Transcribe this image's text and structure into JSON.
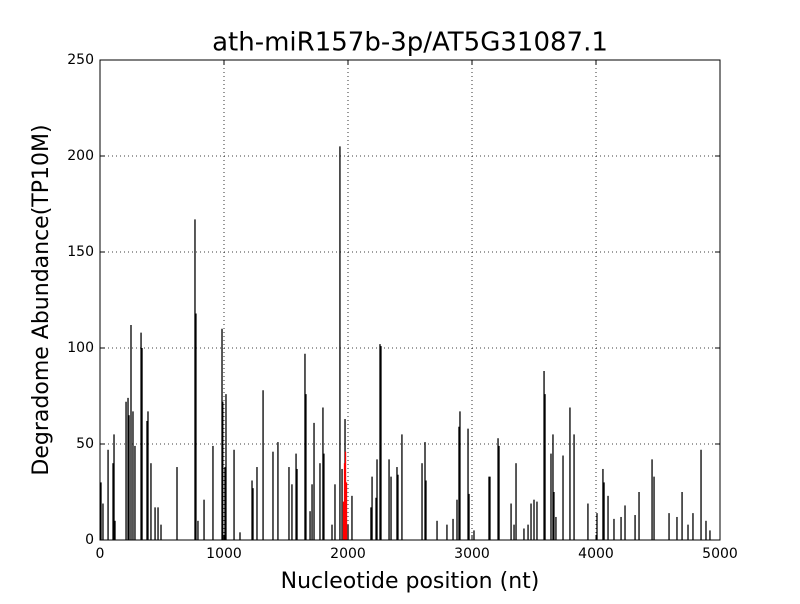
{
  "chart_data": {
    "type": "spike",
    "title": "ath-miR157b-3p/AT5G31087.1",
    "x_label": "Nucleotide position (nt)",
    "y_label": "Degradome Abundance(TP10M)",
    "xlim": [
      0,
      5000
    ],
    "xticks": [
      0,
      1000,
      2000,
      3000,
      4000,
      5000
    ],
    "ylim": [
      0,
      250
    ],
    "yticks": [
      0,
      50,
      100,
      150,
      200,
      250
    ],
    "grid": true,
    "series": [
      {
        "color": "#000000",
        "x": [
          8,
          24,
          65,
          105,
          113,
          121,
          210,
          226,
          234,
          250,
          266,
          282,
          331,
          339,
          379,
          387,
          411,
          444,
          468,
          492,
          621,
          766,
          774,
          790,
          839,
          911,
          984,
          990,
          1008,
          1016,
          1081,
          1129,
          1226,
          1234,
          1266,
          1315,
          1395,
          1435,
          1524,
          1548,
          1581,
          1589,
          1653,
          1661,
          1694,
          1710,
          1726,
          1774,
          1798,
          1806,
          1871,
          1895,
          1935,
          1952,
          1976,
          2000,
          2032,
          2185,
          2194,
          2226,
          2234,
          2258,
          2266,
          2331,
          2347,
          2395,
          2403,
          2435,
          2597,
          2621,
          2629,
          2718,
          2798,
          2847,
          2879,
          2895,
          2903,
          2968,
          2976,
          3016,
          3137,
          3145,
          3210,
          3218,
          3315,
          3339,
          3355,
          3419,
          3452,
          3476,
          3500,
          3524,
          3581,
          3589,
          3637,
          3653,
          3661,
          3677,
          3734,
          3790,
          3823,
          3935,
          4008,
          4056,
          4065,
          4097,
          4145,
          4202,
          4234,
          4315,
          4347,
          4452,
          4468,
          4589,
          4653,
          4694,
          4742,
          4782,
          4847,
          4887,
          4919
        ],
        "values": [
          30,
          19,
          47,
          40,
          55,
          10,
          72,
          74,
          65,
          112,
          67,
          49,
          108,
          100,
          62,
          67,
          40,
          17,
          17,
          8,
          38,
          167,
          118,
          10,
          21,
          49,
          110,
          72,
          38,
          76,
          47,
          4,
          31,
          27,
          38,
          78,
          46,
          51,
          38,
          29,
          45,
          37,
          97,
          76,
          15,
          29,
          61,
          40,
          69,
          45,
          8,
          29,
          205,
          37,
          63,
          8,
          23,
          17,
          33,
          22,
          42,
          102,
          101,
          42,
          33,
          38,
          34,
          55,
          40,
          51,
          31,
          10,
          8,
          11,
          21,
          59,
          67,
          58,
          24,
          5,
          33,
          33,
          53,
          49,
          19,
          8,
          40,
          6,
          8,
          19,
          21,
          20,
          88,
          76,
          45,
          55,
          25,
          12,
          44,
          69,
          55,
          19,
          14,
          37,
          30,
          23,
          11,
          12,
          18,
          13,
          25,
          42,
          33,
          14,
          12,
          25,
          8,
          14,
          47,
          10,
          5
        ]
      },
      {
        "color": "#ff0000",
        "x": [
          1964,
          1972,
          1980,
          1988
        ],
        "values": [
          20,
          40,
          46,
          30
        ]
      }
    ]
  }
}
════
> _WHAT IS EXPECTED_
Without the pictures, restate all of the entries above verbatim.

> _REPLY_
Transcribe this image's text and structure into JSON.
{
  "chart_data": {
    "type": "spike",
    "title": "ath-miR157b-3p/AT5G31087.1",
    "x_label": "Nucleotide position (nt)",
    "y_label": "Degradome Abundance(TP10M)",
    "xlim": [
      0,
      5000
    ],
    "xticks": [
      0,
      1000,
      2000,
      3000,
      4000,
      5000
    ],
    "ylim": [
      0,
      250
    ],
    "yticks": [
      0,
      50,
      100,
      150,
      200,
      250
    ],
    "grid": true,
    "series": [
      {
        "color": "#000000",
        "x": [
          8,
          24,
          65,
          105,
          113,
          121,
          210,
          226,
          234,
          250,
          266,
          282,
          331,
          339,
          379,
          387,
          411,
          444,
          468,
          492,
          621,
          766,
          774,
          790,
          839,
          911,
          984,
          990,
          1008,
          1016,
          1081,
          1129,
          1226,
          1234,
          1266,
          1315,
          1395,
          1435,
          1524,
          1548,
          1581,
          1589,
          1653,
          1661,
          1694,
          1710,
          1726,
          1774,
          1798,
          1806,
          1871,
          1895,
          1935,
          1952,
          1976,
          2000,
          2032,
          2185,
          2194,
          2226,
          2234,
          2258,
          2266,
          2331,
          2347,
          2395,
          2403,
          2435,
          2597,
          2621,
          2629,
          2718,
          2798,
          2847,
          2879,
          2895,
          2903,
          2968,
          2976,
          3016,
          3137,
          3145,
          3210,
          3218,
          3315,
          3339,
          3355,
          3419,
          3452,
          3476,
          3500,
          3524,
          3581,
          3589,
          3637,
          3653,
          3661,
          3677,
          3734,
          3790,
          3823,
          3935,
          4008,
          4056,
          4065,
          4097,
          4145,
          4202,
          4234,
          4315,
          4347,
          4452,
          4468,
          4589,
          4653,
          4694,
          4742,
          4782,
          4847,
          4887,
          4919
        ],
        "values": [
          30,
          19,
          47,
          40,
          55,
          10,
          72,
          74,
          65,
          112,
          67,
          49,
          108,
          100,
          62,
          67,
          40,
          17,
          17,
          8,
          38,
          167,
          118,
          10,
          21,
          49,
          110,
          72,
          38,
          76,
          47,
          4,
          31,
          27,
          38,
          78,
          46,
          51,
          38,
          29,
          45,
          37,
          97,
          76,
          15,
          29,
          61,
          40,
          69,
          45,
          8,
          29,
          205,
          37,
          63,
          8,
          23,
          17,
          33,
          22,
          42,
          102,
          101,
          42,
          33,
          38,
          34,
          55,
          40,
          51,
          31,
          10,
          8,
          11,
          21,
          59,
          67,
          58,
          24,
          5,
          33,
          33,
          53,
          49,
          19,
          8,
          40,
          6,
          8,
          19,
          21,
          20,
          88,
          76,
          45,
          55,
          25,
          12,
          44,
          69,
          55,
          19,
          14,
          37,
          30,
          23,
          11,
          12,
          18,
          13,
          25,
          42,
          33,
          14,
          12,
          25,
          8,
          14,
          47,
          10,
          5
        ]
      },
      {
        "color": "#ff0000",
        "x": [
          1964,
          1972,
          1980,
          1988
        ],
        "values": [
          20,
          40,
          46,
          30
        ]
      }
    ]
  }
}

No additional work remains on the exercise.